▸ Exercise requirements
Note how many lines contain "title" and give that number, with nothing else.

Records that describe figures:
┌────────

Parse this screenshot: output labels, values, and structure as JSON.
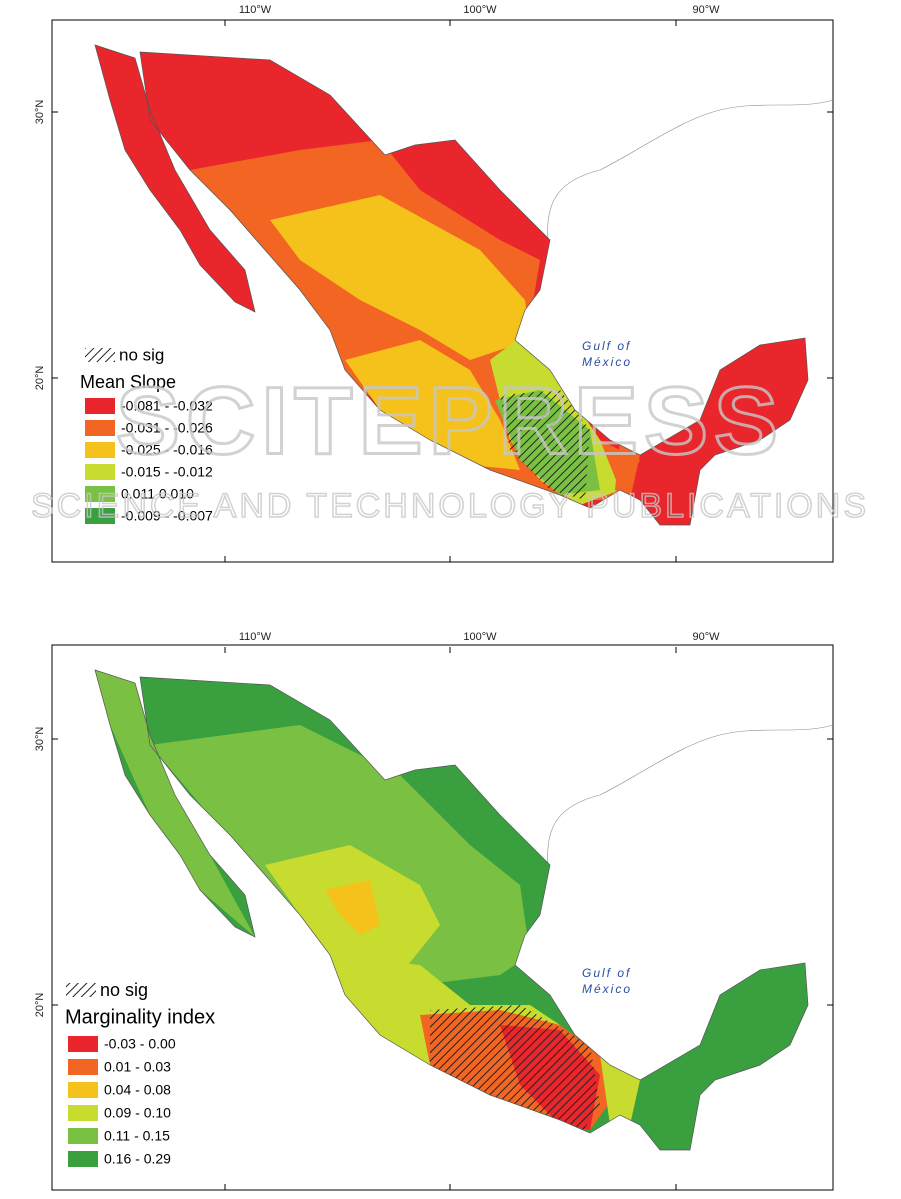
{
  "maps": [
    {
      "lon_labels": [
        "110°W",
        "100°W",
        "90°W"
      ],
      "lat_labels": [
        "30°N",
        "20°N"
      ],
      "gulf_label": [
        "Gulf of",
        "México"
      ],
      "legend": {
        "hatch_label": "no sig",
        "title": "Mean Slope",
        "items": [
          {
            "label": "-0.081 - -0.032",
            "color": "#e8262b"
          },
          {
            "label": "-0.031 - -0.026",
            "color": "#f26522"
          },
          {
            "label": "-0.025 - -0.016",
            "color": "#f4c21b"
          },
          {
            "label": "-0.015 - -0.012",
            "color": "#c8dc2f"
          },
          {
            "label": "0.011   0.010",
            "color": "#7ac143"
          },
          {
            "label": "-0.009 - -0.007",
            "color": "#3aa03f"
          }
        ]
      }
    },
    {
      "lon_labels": [
        "110°W",
        "100°W",
        "90°W"
      ],
      "lat_labels": [
        "30°N",
        "20°N"
      ],
      "gulf_label": [
        "Gulf of",
        "México"
      ],
      "legend": {
        "hatch_label": "no sig",
        "title": "Marginality index",
        "items": [
          {
            "label": "-0.03 - 0.00",
            "color": "#e8262b"
          },
          {
            "label": "0.01 - 0.03",
            "color": "#f26522"
          },
          {
            "label": "0.04 - 0.08",
            "color": "#f4c21b"
          },
          {
            "label": "0.09 - 0.10",
            "color": "#c8dc2f"
          },
          {
            "label": "0.11 - 0.15",
            "color": "#7ac143"
          },
          {
            "label": "0.16 - 0.29",
            "color": "#3aa03f"
          }
        ]
      }
    }
  ],
  "watermark": {
    "brand": "SCITEPRESS",
    "tagline": "SCIENCE AND TECHNOLOGY PUBLICATIONS"
  }
}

└────────

▸ Exercise response
2